[GIVEN PROBLEM]: Drop every picture and give the entries back exactly.

--- start of INPUT ---

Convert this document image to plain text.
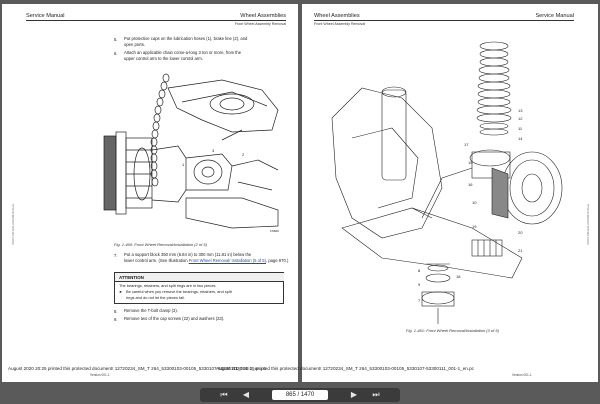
Service Manual	Wheel Assemblies
Front Wheel Assembly Removal
5. Put protective caps on the lubrication hoses (1), brake line (2), and
open ports.
6. Attach an applicable chain come-a-long 3 ton or more, from the
upper control arm to the lower control arm.
1
2
3
FS846
Fig. 1-460: Front Wheel Removal/Installation (2 of 5)
7. Put a support block 350 mm (6.84 in) to 300 mm (11.81 in) below the
lower control arm. (See Illustration Front Wheel Removal/ Installation (5 of 5), page 970.)
ATTENTION
The bearings, retainers, and split rings are in two pieces.
► Be careful when you remove the bearings, retainers, and split
rings and do not let the pieces fall.
8. Remove the T-bolt clamp (3).
9. Remove two of the cap screws (22) and washers (23).
UMS71001EN-20200830-6bus
August 2020 20:25 printed this protected document! 12720234_SM_T 264_53300103-00105_5330107-53300111_001-1_en.pc
Version 001-1
Wheel Assemblies	Service Manual
Front Wheel Assembly Removal
13
12
11
14
17
15
16
10
19
20
21
8
18
9
7
Fig. 1-461: Front Wheel Removal/Installation (3 of 5)
UMS71001EN-20200830-6bus
August 2020 20:25 printed this protected document! 12720234_SM_T 264_53300103-00105_5330107-53300111_001-1_en.pc
Version 001-1
⏮	◀	865 / 1470	▶	⏭
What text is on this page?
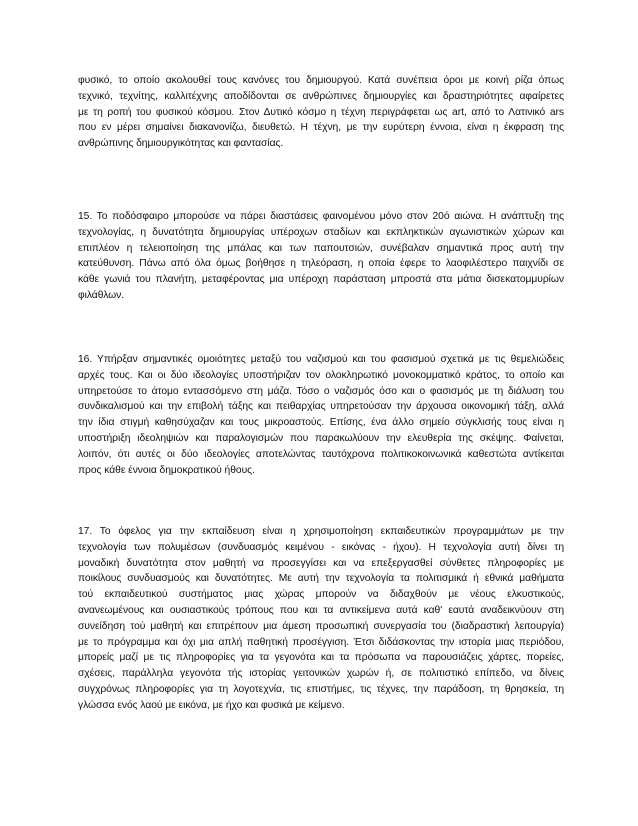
φυσικό, το οποίο ακολουθεί τους κανόνες του δημιουργού. Κατά συνέπεια όροι με κοινή ρίζα όπως
τεχνικό, τεχνίτης, καλλιτέχνης αποδίδονται σε ανθρώπινες δημιουργίες και δραστηριότητες αφαίρετες
με τη ροπή του φυσικού κόσμου. Στον Δυτικό κόσμο η τέχνη περιγράφεται ως art, από το Λατινικό ars
που εν μέρει σημαίνει διακανονίζω, διευθετώ. Η τέχνη, με την ευρύτερη έννοια, είναι η έκφραση της
ανθρώπινης δημιουργικότητας και φαντασίας.
15. Το ποδόσφαιρο μπορούσε να πάρει διαστάσεις φαινομένου μόνο στον 20ό αιώνα. Η ανάπτυξη της
τεχνολογίας, η δυνατότητα δημιουργίας υπέροχων σταδίων και εκπληκτικών αγωνιστικών χώρων και
επιπλέον η τελειοποίηση της μπάλας και των παπουτσιών, συνέβαλαν σημαντικά προς αυτή την
κατεύθυνση. Πάνω από όλα όμως βοήθησε η τηλεόραση, η οποία έφερε το λαοφιλέστερο παιχνίδι σε
κάθε γωνιά του πλανήτη, μεταφέροντας μια υπέροχη παράσταση μπροστά στα μάτια δισεκατομμυρίων
φιλάθλων.
16. Υπήρξαν σημαντικές ομοιότητες μεταξύ του ναζισμού και του φασισμού σχετικά με τις θεμελιώδεις
αρχές τους. Και οι δύο ιδεολογίες υποστήριζαν τον ολοκληρωτικό μονοκομματικό κράτος, το οποίο και
υπηρετούσε το άτομο εντασσόμενο στη μάζα. Τόσο ο ναζισμός όσο και ο φασισμός με τη διάλυση του
συνδικαλισμού και την επιβολή τάξης και πειθαρχίας υπηρετούσαν την άρχουσα οικονομική τάξη, αλλά
την ίδια στιγμή καθησύχαζαν και τους μικροαστούς. Επίσης, ένα άλλο σημείο σύγκλισής τους είναι η
υποστήριξη ιδεοληψιών και παραλογισμών που παρακωλύουν την ελευθερία της σκέψης. Φαίνεται,
λοιπόν, ότι αυτές οι δύο ιδεολογίες αποτελώντας ταυτόχρονα πολιτικοκοινωνικά καθεστώτα αντίκειται
προς κάθε έννοια δημοκρατικού ήθους.
17. Το όφελος για την εκπαίδευση είναι η χρησιμοποίηση εκπαιδευτικών προγραμμάτων με την
τεχνολογία των πολυμέσων (συνδυασμός κειμένου - εικόνας - ήχου). Η τεχνολογία αυτή δίνει τη
μοναδική δυνατότητα στον μαθητή να προσεγγίσει και να επεξεργασθεί σύνθετες πληροφορίες με
ποικίλους συνδυασμούς και δυνατότητες. Με αυτή την τεχνολογία τα πολιτισμικά ή εθνικά μαθήματα
τού εκπαιδευτικού συστήματος μιας χώρας μπορούν να διδαχθούν με νέους ελκυστικούς,
ανανεωμένους και ουσιαστικούς τρόπους που και τα αντικείμενα αυτά καθ' εαυτά αναδεικνύουν στη
συνείδηση τού μαθητή και επιτρέπουν μια άμεση προσωπική συνεργασία του (διαδραστική λειτουργία)
με το πρόγραμμα και όχι μια απλή παθητική προσέγγιση. Έτσι διδάσκοντας την ιστορία μιας περιόδου,
μπορείς μαζί με τις πληροφορίες για τα γεγονότα και τα πρόσωπα να παρουσιάζεις χάρτες, πορείες,
σχέσεις, παράλληλα γεγονότα τής ιστορίας γειτονικών χωρών ή, σε πολιτιστικό επίπεδο, να δίνεις
συγχρόνως πληροφορίες για τη λογοτεχνία, τις επιστήμες, τις τέχνες, την παράδοση, τη θρησκεία, τη
γλώσσα ενός λαού με εικόνα, με ήχο και φυσικά με κείμενο.
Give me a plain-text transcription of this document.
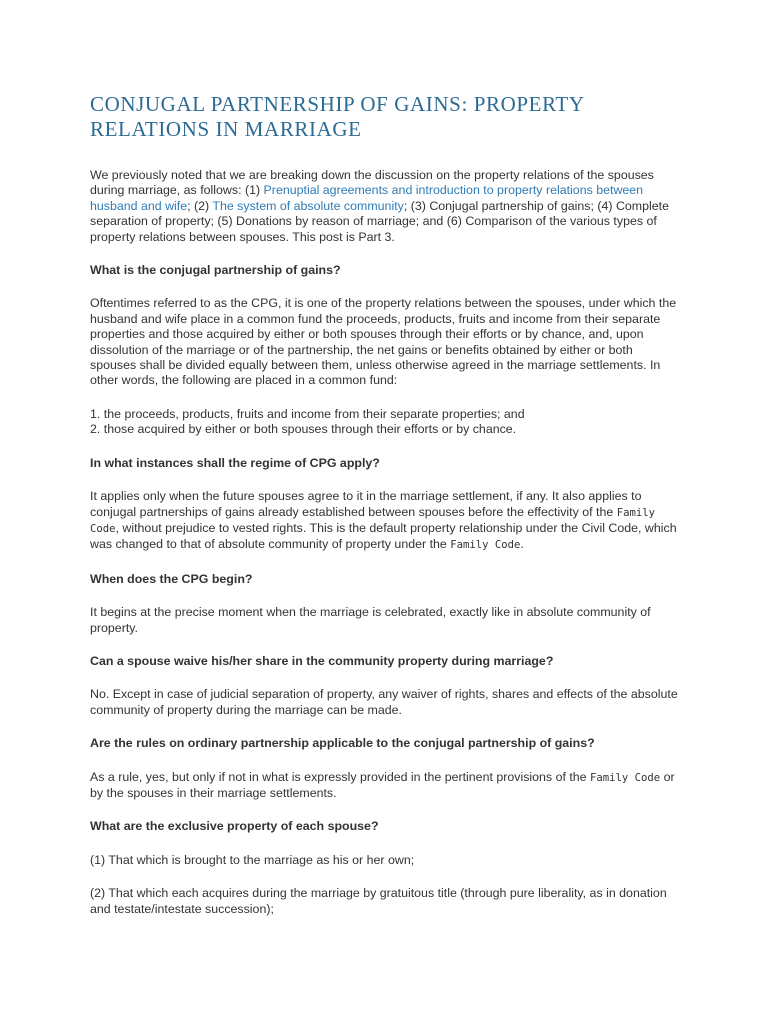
CONJUGAL PARTNERSHIP OF GAINS: PROPERTY RELATIONS IN MARRIAGE

We previously noted that we are breaking down the discussion on the property relations of the spouses during marriage, as follows: (1) Prenuptial agreements and introduction to property relations between husband and wife; (2) The system of absolute community; (3) Conjugal partnership of gains; (4) Complete separation of property; (5) Donations by reason of marriage; and (6) Comparison of the various types of property relations between spouses. This post is Part 3.

What is the conjugal partnership of gains?

Oftentimes referred to as the CPG, it is one of the property relations between the spouses, under which the husband and wife place in a common fund the proceeds, products, fruits and income from their separate properties and those acquired by either or both spouses through their efforts or by chance, and, upon dissolution of the marriage or of the partnership, the net gains or benefits obtained by either or both spouses shall be divided equally between them, unless otherwise agreed in the marriage settlements. In other words, the following are placed in a common fund:

1. the proceeds, products, fruits and income from their separate properties; and
2. those acquired by either or both spouses through their efforts or by chance.

In what instances shall the regime of CPG apply?

It applies only when the future spouses agree to it in the marriage settlement, if any. It also applies to conjugal partnerships of gains already established between spouses before the effectivity of the Family Code, without prejudice to vested rights. This is the default property relationship under the Civil Code, which was changed to that of absolute community of property under the Family Code.

When does the CPG begin?

It begins at the precise moment when the marriage is celebrated, exactly like in absolute community of property.

Can a spouse waive his/her share in the community property during marriage?

No. Except in case of judicial separation of property, any waiver of rights, shares and effects of the absolute community of property during the marriage can be made.

Are the rules on ordinary partnership applicable to the conjugal partnership of gains?

As a rule, yes, but only if not in what is expressly provided in the pertinent provisions of the Family Code or by the spouses in their marriage settlements.

What are the exclusive property of each spouse?

(1) That which is brought to the marriage as his or her own;

(2) That which each acquires during the marriage by gratuitous title (through pure liberality, as in donation and testate/intestate succession);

--- end of INPUT ---

[RESULT OF THIS TASK]:
Convert this document image to plain text.
Service Manual	Wheel Assemblies
Front Wheel Assembly Removal
5. Put protective caps on the lubrication hoses (1), brake line (2), and
open ports.
6. Attach an applicable chain come-a-long 3 ton or more, from the
upper control arm to the lower control arm.
1
2
3
FS846
Fig. 1-460: Front Wheel Removal/Installation (2 of 5)
7. Put a support block 350 mm (6.84 in) to 300 mm (11.81 in) below the
lower control arm. (See Illustration Front Wheel Removal/ Installation (5 of 5), page 970.)
ATTENTION
The bearings, retainers, and split rings are in two pieces.
► Be careful when you remove the bearings, retainers, and split
rings and do not let the pieces fall.
8. Remove the T-bolt clamp (3).
9. Remove two of the cap screws (22) and washers (23).
UMS71001EN-20200830-6bus
August 2020 20:25 printed this protected document! 12720234_SM_T 264_53300103-00105_5330107-53300111_001-1_en.pc
Version 001-1
Wheel Assemblies	Service Manual
Front Wheel Assembly Removal
13
12
11
14
17
15
16
10
19
20
21
8
18
9
7
Fig. 1-461: Front Wheel Removal/Installation (3 of 5)
UMS71001EN-20200830-6bus
August 2020 20:25 printed this protected document! 12720234_SM_T 264_53300103-00105_5330107-53300111_001-1_en.pc
Version 001-1
⏮	◀	865 / 1470	▶	⏭
What text is on this page?
φυσικό, το οποίο ακολουθεί τους κανόνες του δημιουργού. Κατά συνέπεια όροι με κοινή ρίζα όπως
τεχνικό, τεχνίτης, καλλιτέχνης αποδίδονται σε ανθρώπινες δημιουργίες και δραστηριότητες αφαίρετες
με τη ροπή του φυσικού κόσμου. Στον Δυτικό κόσμο η τέχνη περιγράφεται ως art, από το Λατινικό ars
που εν μέρει σημαίνει διακανονίζω, διευθετώ. Η τέχνη, με την ευρύτερη έννοια, είναι η έκφραση της
ανθρώπινης δημιουργικότητας και φαντασίας.
15. Το ποδόσφαιρο μπορούσε να πάρει διαστάσεις φαινομένου μόνο στον 20ό αιώνα. Η ανάπτυξη της
τεχνολογίας, η δυνατότητα δημιουργίας υπέροχων σταδίων και εκπληκτικών αγωνιστικών χώρων και
επιπλέον η τελειοποίηση της μπάλας και των παπουτσιών, συνέβαλαν σημαντικά προς αυτή την
κατεύθυνση. Πάνω από όλα όμως βοήθησε η τηλεόραση, η οποία έφερε το λαοφιλέστερο παιχνίδι σε
κάθε γωνιά του πλανήτη, μεταφέροντας μια υπέροχη παράσταση μπροστά στα μάτια δισεκατομμυρίων
φιλάθλων.
16. Υπήρξαν σημαντικές ομοιότητες μεταξύ του ναζισμού και του φασισμού σχετικά με τις θεμελιώδεις
αρχές τους. Και οι δύο ιδεολογίες υποστήριζαν τον ολοκληρωτικό μονοκομματικό κράτος, το οποίο και
υπηρετούσε το άτομο εντασσόμενο στη μάζα. Τόσο ο ναζισμός όσο και ο φασισμός με τη διάλυση του
συνδικαλισμού και την επιβολή τάξης και πειθαρχίας υπηρετούσαν την άρχουσα οικονομική τάξη, αλλά
την ίδια στιγμή καθησύχαζαν και τους μικροαστούς. Επίσης, ένα άλλο σημείο σύγκλισής τους είναι η
υποστήριξη ιδεοληψιών και παραλογισμών που παρακωλύουν την ελευθερία της σκέψης. Φαίνεται,
λοιπόν, ότι αυτές οι δύο ιδεολογίες αποτελώντας ταυτόχρονα πολιτικοκοινωνικά καθεστώτα αντίκειται
προς κάθε έννοια δημοκρατικού ήθους.
17. Το όφελος για την εκπαίδευση είναι η χρησιμοποίηση εκπαιδευτικών προγραμμάτων με την
τεχνολογία των πολυμέσων (συνδυασμός κειμένου - εικόνας - ήχου). Η τεχνολογία αυτή δίνει τη
μοναδική δυνατότητα στον μαθητή να προσεγγίσει και να επεξεργασθεί σύνθετες πληροφορίες με
ποικίλους συνδυασμούς και δυνατότητες. Με αυτή την τεχνολογία τα πολιτισμικά ή εθνικά μαθήματα
τού εκπαιδευτικού συστήματος μιας χώρας μπορούν να διδαχθούν με νέους ελκυστικούς,
ανανεωμένους και ουσιαστικούς τρόπους που και τα αντικείμενα αυτά καθ' εαυτά αναδεικνύουν στη
συνείδηση τού μαθητή και επιτρέπουν μια άμεση προσωπική συνεργασία του (διαδραστική λειτουργία)
με το πρόγραμμα και όχι μια απλή παθητική προσέγγιση. Έτσι διδάσκοντας την ιστορία μιας περιόδου,
μπορείς μαζί με τις πληροφορίες για τα γεγονότα και τα πρόσωπα να παρουσιάζεις χάρτες, πορείες,
σχέσεις, παράλληλα γεγονότα τής ιστορίας γειτονικών χωρών ή, σε πολιτιστικό επίπεδο, να δίνεις
συγχρόνως πληροφορίες για τη λογοτεχνία, τις επιστήμες, τις τέχνες, την παράδοση, τη θρησκεία, τη
γλώσσα ενός λαού με εικόνα, με ήχο και φυσικά με κείμενο.
Give me a plain-text transcription of this document.
CONJUGAL PARTNERSHIP OF GAINS: PROPERTY RELATIONS IN MARRIAGE

We previously noted that we are breaking down the discussion on the property relations of the spouses during marriage, as follows: (1) Prenuptial agreements and introduction to property relations between husband and wife; (2) The system of absolute community; (3) Conjugal partnership of gains; (4) Complete separation of property; (5) Donations by reason of marriage; and (6) Comparison of the various types of property relations between spouses. This post is Part 3.

What is the conjugal partnership of gains?

Oftentimes referred to as the CPG, it is one of the property relations between the spouses, under which the husband and wife place in a common fund the proceeds, products, fruits and income from their separate properties and those acquired by either or both spouses through their efforts or by chance, and, upon dissolution of the marriage or of the partnership, the net gains or benefits obtained by either or both spouses shall be divided equally between them, unless otherwise agreed in the marriage settlements. In other words, the following are placed in a common fund:

1. the proceeds, products, fruits and income from their separate properties; and
2. those acquired by either or both spouses through their efforts or by chance.

In what instances shall the regime of CPG apply?

It applies only when the future spouses agree to it in the marriage settlement, if any. It also applies to conjugal partnerships of gains already established between spouses before the effectivity of the Family Code, without prejudice to vested rights. This is the default property relationship under the Civil Code, which was changed to that of absolute community of property under the Family Code.

When does the CPG begin?

It begins at the precise moment when the marriage is celebrated, exactly like in absolute community of property.

Can a spouse waive his/her share in the community property during marriage?

No. Except in case of judicial separation of property, any waiver of rights, shares and effects of the absolute community of property during the marriage can be made.

Are the rules on ordinary partnership applicable to the conjugal partnership of gains?

As a rule, yes, but only if not in what is expressly provided in the pertinent provisions of the Family Code or by the spouses in their marriage settlements.

What are the exclusive property of each spouse?

(1) That which is brought to the marriage as his or her own;

(2) That which each acquires during the marriage by gratuitous title (through pure liberality, as in donation and testate/intestate succession);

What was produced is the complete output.